▶ Task statement:
Return the material word for word. Do not include the pictures.
***** Records for this exercise
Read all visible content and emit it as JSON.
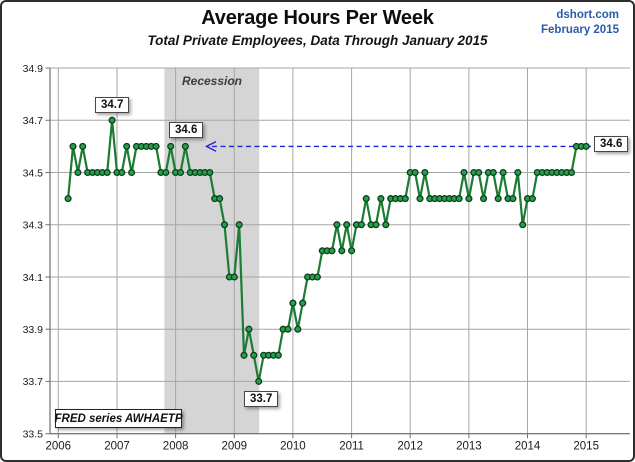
{
  "masthead": {
    "source": "dshort.com",
    "date": "February 2015"
  },
  "chart_data": {
    "type": "line",
    "title": "Average Hours Per Week",
    "subtitle": "Total Private Employees, Data Through January 2015",
    "start_month": "2006-03",
    "end_month": "2015-01",
    "values": [
      34.4,
      34.6,
      34.5,
      34.6,
      34.5,
      34.5,
      34.5,
      34.5,
      34.5,
      34.7,
      34.5,
      34.5,
      34.6,
      34.5,
      34.6,
      34.6,
      34.6,
      34.6,
      34.6,
      34.5,
      34.5,
      34.6,
      34.5,
      34.5,
      34.6,
      34.5,
      34.5,
      34.5,
      34.5,
      34.5,
      34.4,
      34.4,
      34.3,
      34.1,
      34.1,
      34.3,
      33.8,
      33.9,
      33.8,
      33.7,
      33.8,
      33.8,
      33.8,
      33.8,
      33.9,
      33.9,
      34.0,
      33.9,
      34.0,
      34.1,
      34.1,
      34.1,
      34.2,
      34.2,
      34.2,
      34.3,
      34.2,
      34.3,
      34.2,
      34.3,
      34.3,
      34.4,
      34.3,
      34.3,
      34.4,
      34.3,
      34.4,
      34.4,
      34.4,
      34.4,
      34.5,
      34.5,
      34.4,
      34.5,
      34.4,
      34.4,
      34.4,
      34.4,
      34.4,
      34.4,
      34.4,
      34.5,
      34.4,
      34.5,
      34.5,
      34.4,
      34.5,
      34.5,
      34.4,
      34.5,
      34.4,
      34.4,
      34.5,
      34.3,
      34.4,
      34.4,
      34.5,
      34.5,
      34.5,
      34.5,
      34.5,
      34.5,
      34.5,
      34.5,
      34.6,
      34.6,
      34.6
    ],
    "ylim": [
      33.5,
      34.9
    ],
    "ytick_labels": [
      "34.9",
      "34.7",
      "34.5",
      "34.3",
      "34.1",
      "33.9",
      "33.7",
      "33.5"
    ],
    "xtick_labels": [
      "2006",
      "2007",
      "2008",
      "2009",
      "2010",
      "2011",
      "2012",
      "2013",
      "2014",
      "2015"
    ],
    "grid": true,
    "legend_position": "none",
    "recession_band": {
      "label": "Recession",
      "start_month_index": 21.7,
      "end_month_index": 41.1
    },
    "annotations": [
      {
        "id": "peak",
        "text": "34.7"
      },
      {
        "id": "pre-recession-high",
        "text": "34.6"
      },
      {
        "id": "trough",
        "text": "33.7"
      },
      {
        "id": "latest",
        "text": "34.6"
      }
    ],
    "footnote": "FRED series AWHAETP",
    "colors": {
      "line": "#1c7c33",
      "marker": "#24a04a",
      "marker_edge": "#0e3d1d",
      "arrow": "#2323d6",
      "band": "#d5d5d5",
      "grid": "#a6a6a6",
      "axis": "#6e6e6e",
      "source_text": "#2a5caa"
    }
  }
}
**********
▶ Answer in full:
Read all visible content and emit it as JSON.
{
  "masthead": {
    "source": "dshort.com",
    "date": "February 2015"
  },
  "chart_data": {
    "type": "line",
    "title": "Average Hours Per Week",
    "subtitle": "Total Private Employees, Data Through January 2015",
    "start_month": "2006-03",
    "end_month": "2015-01",
    "values": [
      34.4,
      34.6,
      34.5,
      34.6,
      34.5,
      34.5,
      34.5,
      34.5,
      34.5,
      34.7,
      34.5,
      34.5,
      34.6,
      34.5,
      34.6,
      34.6,
      34.6,
      34.6,
      34.6,
      34.5,
      34.5,
      34.6,
      34.5,
      34.5,
      34.6,
      34.5,
      34.5,
      34.5,
      34.5,
      34.5,
      34.4,
      34.4,
      34.3,
      34.1,
      34.1,
      34.3,
      33.8,
      33.9,
      33.8,
      33.7,
      33.8,
      33.8,
      33.8,
      33.8,
      33.9,
      33.9,
      34.0,
      33.9,
      34.0,
      34.1,
      34.1,
      34.1,
      34.2,
      34.2,
      34.2,
      34.3,
      34.2,
      34.3,
      34.2,
      34.3,
      34.3,
      34.4,
      34.3,
      34.3,
      34.4,
      34.3,
      34.4,
      34.4,
      34.4,
      34.4,
      34.5,
      34.5,
      34.4,
      34.5,
      34.4,
      34.4,
      34.4,
      34.4,
      34.4,
      34.4,
      34.4,
      34.5,
      34.4,
      34.5,
      34.5,
      34.4,
      34.5,
      34.5,
      34.4,
      34.5,
      34.4,
      34.4,
      34.5,
      34.3,
      34.4,
      34.4,
      34.5,
      34.5,
      34.5,
      34.5,
      34.5,
      34.5,
      34.5,
      34.5,
      34.6,
      34.6,
      34.6
    ],
    "ylim": [
      33.5,
      34.9
    ],
    "ytick_labels": [
      "34.9",
      "34.7",
      "34.5",
      "34.3",
      "34.1",
      "33.9",
      "33.7",
      "33.5"
    ],
    "xtick_labels": [
      "2006",
      "2007",
      "2008",
      "2009",
      "2010",
      "2011",
      "2012",
      "2013",
      "2014",
      "2015"
    ],
    "grid": true,
    "legend_position": "none",
    "recession_band": {
      "label": "Recession",
      "start_month_index": 21.7,
      "end_month_index": 41.1
    },
    "annotations": [
      {
        "id": "peak",
        "text": "34.7"
      },
      {
        "id": "pre-recession-high",
        "text": "34.6"
      },
      {
        "id": "trough",
        "text": "33.7"
      },
      {
        "id": "latest",
        "text": "34.6"
      }
    ],
    "footnote": "FRED series AWHAETP",
    "colors": {
      "line": "#1c7c33",
      "marker": "#24a04a",
      "marker_edge": "#0e3d1d",
      "arrow": "#2323d6",
      "band": "#d5d5d5",
      "grid": "#a6a6a6",
      "axis": "#6e6e6e",
      "source_text": "#2a5caa"
    }
  }
}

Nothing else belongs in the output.